(Dataset items)
+ + + +

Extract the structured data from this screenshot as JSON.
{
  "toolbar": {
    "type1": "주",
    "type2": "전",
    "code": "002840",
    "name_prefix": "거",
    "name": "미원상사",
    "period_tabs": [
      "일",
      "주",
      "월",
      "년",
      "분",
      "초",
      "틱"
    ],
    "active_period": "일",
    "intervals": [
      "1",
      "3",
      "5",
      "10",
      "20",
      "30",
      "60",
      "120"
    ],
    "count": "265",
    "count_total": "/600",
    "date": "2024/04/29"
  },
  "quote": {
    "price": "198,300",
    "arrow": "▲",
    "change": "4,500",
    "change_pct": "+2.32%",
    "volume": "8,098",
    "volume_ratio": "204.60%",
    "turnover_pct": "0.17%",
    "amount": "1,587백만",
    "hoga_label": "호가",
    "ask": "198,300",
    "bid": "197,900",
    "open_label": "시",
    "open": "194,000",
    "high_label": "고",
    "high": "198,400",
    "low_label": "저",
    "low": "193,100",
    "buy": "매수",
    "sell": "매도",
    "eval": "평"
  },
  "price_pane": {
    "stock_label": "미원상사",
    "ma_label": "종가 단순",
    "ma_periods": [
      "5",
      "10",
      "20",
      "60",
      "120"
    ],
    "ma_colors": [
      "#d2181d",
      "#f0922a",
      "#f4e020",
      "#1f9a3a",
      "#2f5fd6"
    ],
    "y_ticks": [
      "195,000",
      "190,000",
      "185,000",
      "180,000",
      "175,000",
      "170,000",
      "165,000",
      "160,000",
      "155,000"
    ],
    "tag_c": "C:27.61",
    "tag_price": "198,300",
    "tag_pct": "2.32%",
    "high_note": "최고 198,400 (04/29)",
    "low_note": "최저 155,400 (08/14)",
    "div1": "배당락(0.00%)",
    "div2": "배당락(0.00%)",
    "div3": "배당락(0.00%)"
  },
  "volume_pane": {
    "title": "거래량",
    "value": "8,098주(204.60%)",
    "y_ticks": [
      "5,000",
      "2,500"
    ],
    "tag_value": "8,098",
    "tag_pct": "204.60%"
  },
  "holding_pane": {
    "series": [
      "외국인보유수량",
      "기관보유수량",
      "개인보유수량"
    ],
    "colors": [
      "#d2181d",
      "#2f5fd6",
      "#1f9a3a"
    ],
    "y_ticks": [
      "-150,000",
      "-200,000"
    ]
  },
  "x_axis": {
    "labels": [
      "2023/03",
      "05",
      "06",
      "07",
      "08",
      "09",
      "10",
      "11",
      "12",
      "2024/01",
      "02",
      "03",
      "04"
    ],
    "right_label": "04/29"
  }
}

+ + + +

__GIVEN EXERCISE__. Reproduce the entries above in full, verbatim.

__RESULT__.
Extract the structured data from this screenshot as JSON.
{
  "toolbar": {
    "type1": "주",
    "type2": "전",
    "code": "002840",
    "name_prefix": "거",
    "name": "미원상사",
    "period_tabs": [
      "일",
      "주",
      "월",
      "년",
      "분",
      "초",
      "틱"
    ],
    "active_period": "일",
    "intervals": [
      "1",
      "3",
      "5",
      "10",
      "20",
      "30",
      "60",
      "120"
    ],
    "count": "265",
    "count_total": "/600",
    "date": "2024/04/29"
  },
  "quote": {
    "price": "198,300",
    "arrow": "▲",
    "change": "4,500",
    "change_pct": "+2.32%",
    "volume": "8,098",
    "volume_ratio": "204.60%",
    "turnover_pct": "0.17%",
    "amount": "1,587백만",
    "hoga_label": "호가",
    "ask": "198,300",
    "bid": "197,900",
    "open_label": "시",
    "open": "194,000",
    "high_label": "고",
    "high": "198,400",
    "low_label": "저",
    "low": "193,100",
    "buy": "매수",
    "sell": "매도",
    "eval": "평"
  },
  "price_pane": {
    "stock_label": "미원상사",
    "ma_label": "종가 단순",
    "ma_periods": [
      "5",
      "10",
      "20",
      "60",
      "120"
    ],
    "ma_colors": [
      "#d2181d",
      "#f0922a",
      "#f4e020",
      "#1f9a3a",
      "#2f5fd6"
    ],
    "y_ticks": [
      "195,000",
      "190,000",
      "185,000",
      "180,000",
      "175,000",
      "170,000",
      "165,000",
      "160,000",
      "155,000"
    ],
    "tag_c": "C:27.61",
    "tag_price": "198,300",
    "tag_pct": "2.32%",
    "high_note": "최고 198,400 (04/29)",
    "low_note": "최저 155,400 (08/14)",
    "div1": "배당락(0.00%)",
    "div2": "배당락(0.00%)",
    "div3": "배당락(0.00%)"
  },
  "volume_pane": {
    "title": "거래량",
    "value": "8,098주(204.60%)",
    "y_ticks": [
      "5,000",
      "2,500"
    ],
    "tag_value": "8,098",
    "tag_pct": "204.60%"
  },
  "holding_pane": {
    "series": [
      "외국인보유수량",
      "기관보유수량",
      "개인보유수량"
    ],
    "colors": [
      "#d2181d",
      "#2f5fd6",
      "#1f9a3a"
    ],
    "y_ticks": [
      "-150,000",
      "-200,000"
    ]
  },
  "x_axis": {
    "labels": [
      "2023/03",
      "05",
      "06",
      "07",
      "08",
      "09",
      "10",
      "11",
      "12",
      "2024/01",
      "02",
      "03",
      "04"
    ],
    "right_label": "04/29"
  }
}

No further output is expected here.